*Task to complete:* All records must be quoted exactly. Omit the pictures.

Dataset entries
┌──
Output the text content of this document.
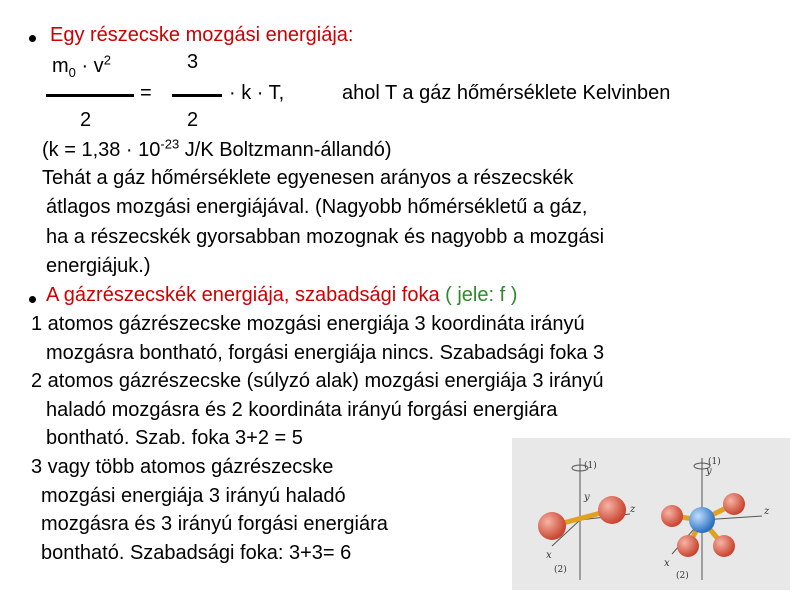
Egy részecske mozgási energiája:
$m_0 \cdot v^2$	3
=	· k · T,	ahol T a gáz hőmérséklete Kelvinben
2	2
($k = 1,38 \cdot 10^{-23}$ J/K Boltzmann-állandó)
Tehát a gáz hőmérséklete egyenesen arányos a részecskék
átlagos mozgási energiájával. (Nagyobb hőmérsékletű a gáz,
ha a részecskék gyorsabban mozognak és nagyobb a mozgási
energiájuk.)
A gázrészecskék energiája, szabadsági foka ( jele: f )
1 atomos gázrészecske mozgási energiája 3 koordináta irányú
mozgásra bontható, forgási energiája nincs. Szabadsági foka 3
2 atomos gázrészecske (súlyzó alak) mozgási energiája 3 irányú
haladó mozgásra és 2 koordináta irányú forgási energiára
bontható. Szab. foka 3+2 = 5
3 vagy több atomos gázrészecske
mozgási energiája 3 irányú haladó
mozgásra és 3 irányú forgási energiára
bontható. Szabadsági foka: 3+3= 6
y
z
x
(1)
(2)
y
z
x
(1)
(2)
└──
*Output of the exercise:*
Output the text content of this document.
Egy részecske mozgási energiája:
$m_0 \cdot v^2$	3
=	· k · T,	ahol T a gáz hőmérséklete Kelvinben
2	2
($k = 1,38 \cdot 10^{-23}$ J/K Boltzmann-állandó)
Tehát a gáz hőmérséklete egyenesen arányos a részecskék
átlagos mozgási energiájával. (Nagyobb hőmérsékletű a gáz,
ha a részecskék gyorsabban mozognak és nagyobb a mozgási
energiájuk.)
A gázrészecskék energiája, szabadsági foka ( jele: f )
1 atomos gázrészecske mozgási energiája 3 koordináta irányú
mozgásra bontható, forgási energiája nincs. Szabadsági foka 3
2 atomos gázrészecske (súlyzó alak) mozgási energiája 3 irányú
haladó mozgásra és 2 koordináta irányú forgási energiára
bontható. Szab. foka 3+2 = 5
3 vagy több atomos gázrészecske
mozgási energiája 3 irányú haladó
mozgásra és 3 irányú forgási energiára
bontható. Szabadsági foka: 3+3= 6
y
z
x
(1)
(2)
y
z
x
(1)
(2)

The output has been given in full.